● **READING TEXT**
# AHP Basic Modeling
**Preprocess**
- I drop 4 features with missing values more than 80%
- I use pipeline to preprocess the data, including feature engineering (tho kinda useless for ensemble tree models), impute missing value using new class (None) for categorical data and median value for numeric data
- Yeah, I guess I did overlook for categorical data encoded in int64 data types, but for now, let them be (there's not much difference since not many variables have missing values)
- I use StandardScaler for scaling numeric features (how about RobustScaler?) (I don't have to do it for tree models tho)
- I use OrdinalEncoder for categorical data (better than one hot, less demanding in complexity)

**Modeling**
- As for modeling, I use 4 linear models, 1 neighbour model (what does it called?), and 4 tree models
- In here, we will do basic model with and without feature engineering and compare both of them.
- I use 5-fold cross validation for evaluating the model
- For evaluation metrics, I use MSLE (root mean squared log error) as a main metric (which I make from scratch, cause for some reason the default result in NaN), and RMSE (root mean squared error) as a helper metric to understand the model better
- I guess that's all for today's briefing.



In [None]:
import os
import pandas as pd
import matplotlib.pyplot as plt
import numpy as np
import seaborn as sns
from sklearn.feature_selection import mutual_info_regression

# models
from sklearn.linear_model import LinearRegression, Ridge, Lasso, ElasticNet
from sklearn.neighbors import KNeighborsRegressor

from sklearn.ensemble import RandomForestRegressor, HistGradientBoostingRegressor
from xgboost import XGBRegressor
from lightgbm import LGBMRegressor

# 
from sklearn.model_selection import GridSearchCV
from sklearn.model_selection import KFold
# from imblearn.pipeline import Pipeline as imbpipeline
from sklearn.pipeline import Pipeline
from sklearn.impute import KNNImputer, SimpleImputer
from sklearn.compose import ColumnTransformer
from sklearn.preprocessing import MinMaxScaler, StandardScaler, FunctionTransformer, OrdinalEncoder, OneHotEncoder, RobustScaler
from sklearn.metrics import mean_squared_error, make_scorer, root_mean_squared_log_error, root_mean_squared_error




In [2]:
df = pd.read_csv('../data/train.csv')

● **LISTING**
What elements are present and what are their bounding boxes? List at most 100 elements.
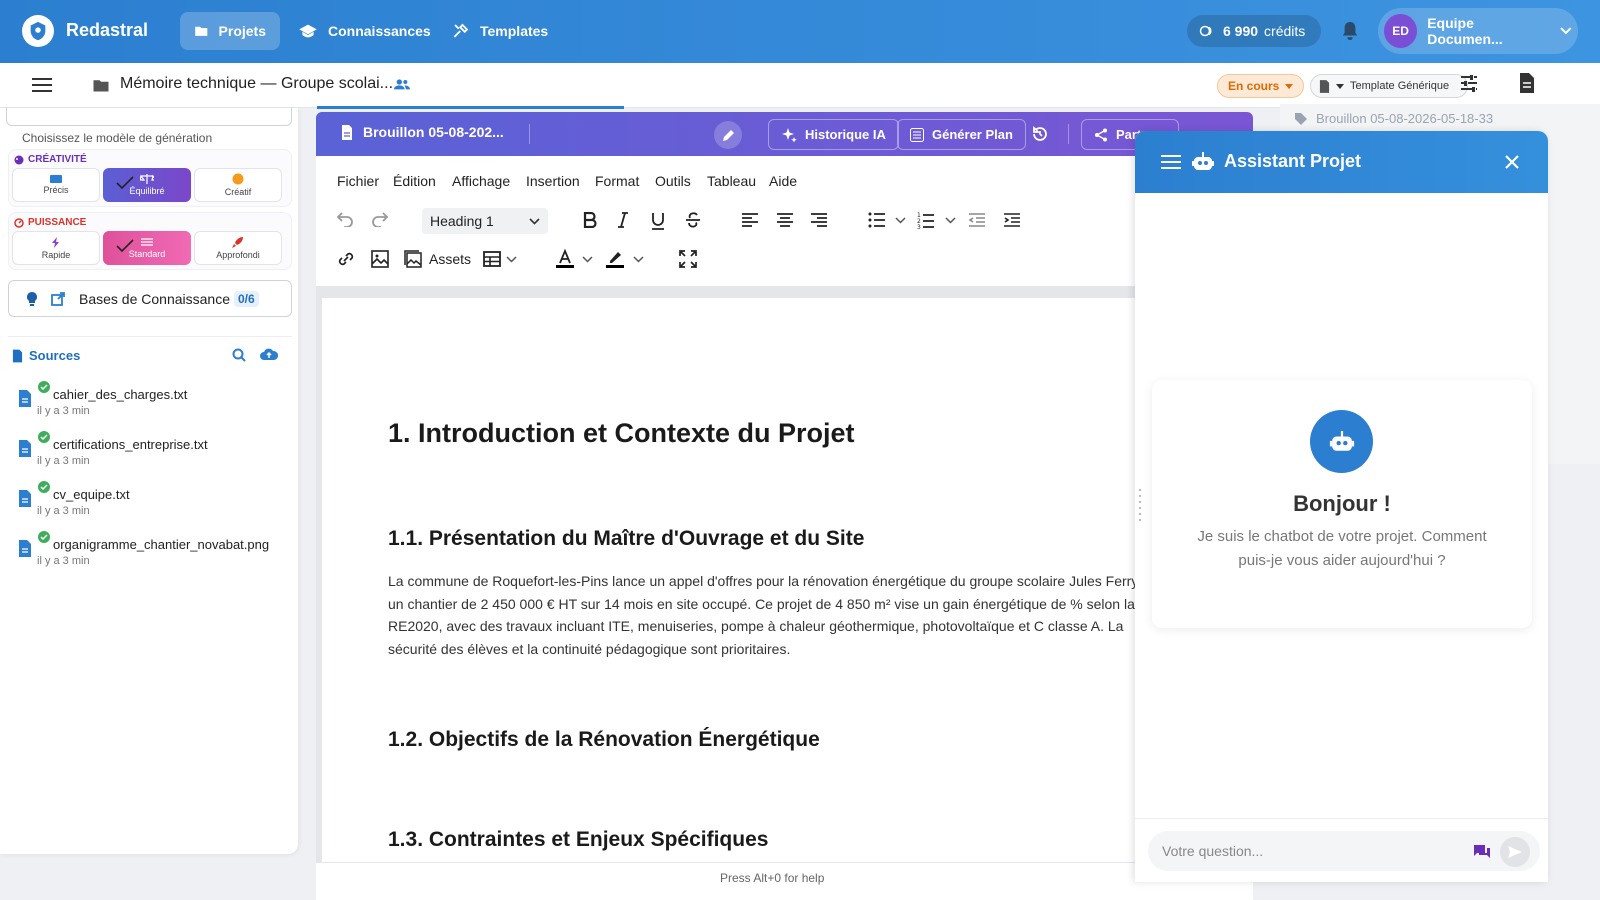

* * *

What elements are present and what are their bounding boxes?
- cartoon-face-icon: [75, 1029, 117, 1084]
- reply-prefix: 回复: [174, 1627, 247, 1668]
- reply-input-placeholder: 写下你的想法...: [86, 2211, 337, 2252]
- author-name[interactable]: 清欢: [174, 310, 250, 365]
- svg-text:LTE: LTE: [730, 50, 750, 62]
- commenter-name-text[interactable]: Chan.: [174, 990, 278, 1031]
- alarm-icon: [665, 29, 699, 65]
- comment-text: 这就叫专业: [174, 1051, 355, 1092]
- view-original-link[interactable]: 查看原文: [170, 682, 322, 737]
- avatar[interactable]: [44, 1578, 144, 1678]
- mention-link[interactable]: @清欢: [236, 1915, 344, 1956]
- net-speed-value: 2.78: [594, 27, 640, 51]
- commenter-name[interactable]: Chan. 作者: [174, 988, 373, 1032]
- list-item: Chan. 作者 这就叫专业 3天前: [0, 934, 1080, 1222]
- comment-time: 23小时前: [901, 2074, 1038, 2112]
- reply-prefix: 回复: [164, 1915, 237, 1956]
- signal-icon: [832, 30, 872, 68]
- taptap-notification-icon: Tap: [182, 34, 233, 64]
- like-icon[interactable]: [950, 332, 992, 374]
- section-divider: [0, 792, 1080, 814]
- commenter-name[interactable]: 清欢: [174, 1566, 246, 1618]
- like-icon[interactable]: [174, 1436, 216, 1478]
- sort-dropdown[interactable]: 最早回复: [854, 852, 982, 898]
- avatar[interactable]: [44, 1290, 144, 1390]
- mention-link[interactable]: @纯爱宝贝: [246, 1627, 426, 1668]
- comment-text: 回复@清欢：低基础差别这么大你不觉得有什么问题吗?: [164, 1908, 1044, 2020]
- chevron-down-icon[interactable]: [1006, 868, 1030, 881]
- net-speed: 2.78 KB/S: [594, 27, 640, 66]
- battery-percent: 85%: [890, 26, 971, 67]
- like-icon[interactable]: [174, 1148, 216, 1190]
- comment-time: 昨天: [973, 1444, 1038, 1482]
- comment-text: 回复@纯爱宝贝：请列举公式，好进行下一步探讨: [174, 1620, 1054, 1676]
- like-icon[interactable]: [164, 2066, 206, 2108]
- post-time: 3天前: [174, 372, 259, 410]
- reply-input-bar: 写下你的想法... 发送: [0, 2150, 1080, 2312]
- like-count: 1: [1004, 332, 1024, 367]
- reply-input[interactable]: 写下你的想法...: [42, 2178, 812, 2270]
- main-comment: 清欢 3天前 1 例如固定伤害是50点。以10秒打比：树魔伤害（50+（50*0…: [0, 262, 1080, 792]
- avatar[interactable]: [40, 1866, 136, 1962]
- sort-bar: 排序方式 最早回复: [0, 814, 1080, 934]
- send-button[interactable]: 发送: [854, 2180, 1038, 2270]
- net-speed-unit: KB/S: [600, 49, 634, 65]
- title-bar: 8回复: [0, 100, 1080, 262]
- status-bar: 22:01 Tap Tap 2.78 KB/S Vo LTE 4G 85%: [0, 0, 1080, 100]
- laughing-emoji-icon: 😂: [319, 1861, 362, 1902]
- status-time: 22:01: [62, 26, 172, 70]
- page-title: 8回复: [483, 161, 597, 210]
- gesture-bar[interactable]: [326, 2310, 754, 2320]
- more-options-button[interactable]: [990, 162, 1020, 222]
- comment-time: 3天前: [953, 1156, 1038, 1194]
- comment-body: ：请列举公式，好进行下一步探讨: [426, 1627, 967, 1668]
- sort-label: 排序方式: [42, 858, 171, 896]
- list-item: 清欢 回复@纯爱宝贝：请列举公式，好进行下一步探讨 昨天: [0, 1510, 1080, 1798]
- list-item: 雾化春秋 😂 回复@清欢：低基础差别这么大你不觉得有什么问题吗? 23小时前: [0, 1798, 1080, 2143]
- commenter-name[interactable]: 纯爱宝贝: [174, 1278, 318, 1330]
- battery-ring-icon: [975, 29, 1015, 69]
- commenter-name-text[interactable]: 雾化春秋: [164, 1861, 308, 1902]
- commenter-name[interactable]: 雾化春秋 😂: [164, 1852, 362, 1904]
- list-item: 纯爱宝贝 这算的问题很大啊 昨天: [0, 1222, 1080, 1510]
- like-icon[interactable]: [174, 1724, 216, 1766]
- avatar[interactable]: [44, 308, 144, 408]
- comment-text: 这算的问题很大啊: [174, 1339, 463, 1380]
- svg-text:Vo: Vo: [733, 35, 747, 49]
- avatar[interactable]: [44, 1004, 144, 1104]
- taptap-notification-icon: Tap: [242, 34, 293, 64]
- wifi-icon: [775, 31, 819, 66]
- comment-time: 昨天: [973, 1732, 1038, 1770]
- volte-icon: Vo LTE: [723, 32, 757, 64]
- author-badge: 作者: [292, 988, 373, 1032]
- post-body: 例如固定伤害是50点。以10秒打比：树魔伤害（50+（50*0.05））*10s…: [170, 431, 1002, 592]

● **REQUESTS**
- a) Sum up the AHP modeling notes above in two sentences.
- b) Turn the section of the AHP modeling notes headed "Preprocess" into a shorter bulleted list that keeps its main facts.

● **IN RESPONSE**
- a) To prepare the data, the notes drop four features with more than 80% missing values and use a pipeline that fills missing categorical values with a new "None" class and missing numeric values with the median. Numeric features are scaled with StandardScaler and categorical features with OrdinalEncoder, and then four linear models, one neighbor model and four tree models are compared with and without feature engineering using 5-fold cross validation.

- b)
- Drop 4 features with more than 80% missing values.
- Preprocess through a pipeline with feature engineering. Fill missing categorical values with a new "None" class and missing numeric values with the median.
- Leave categorical data stored as int64 as is for now, since few variables have missing values.
- Scale numeric features with StandardScaler (not needed for tree models).
- Encode categorical data with OrdinalEncoder, which is less complex than one-hot encoding.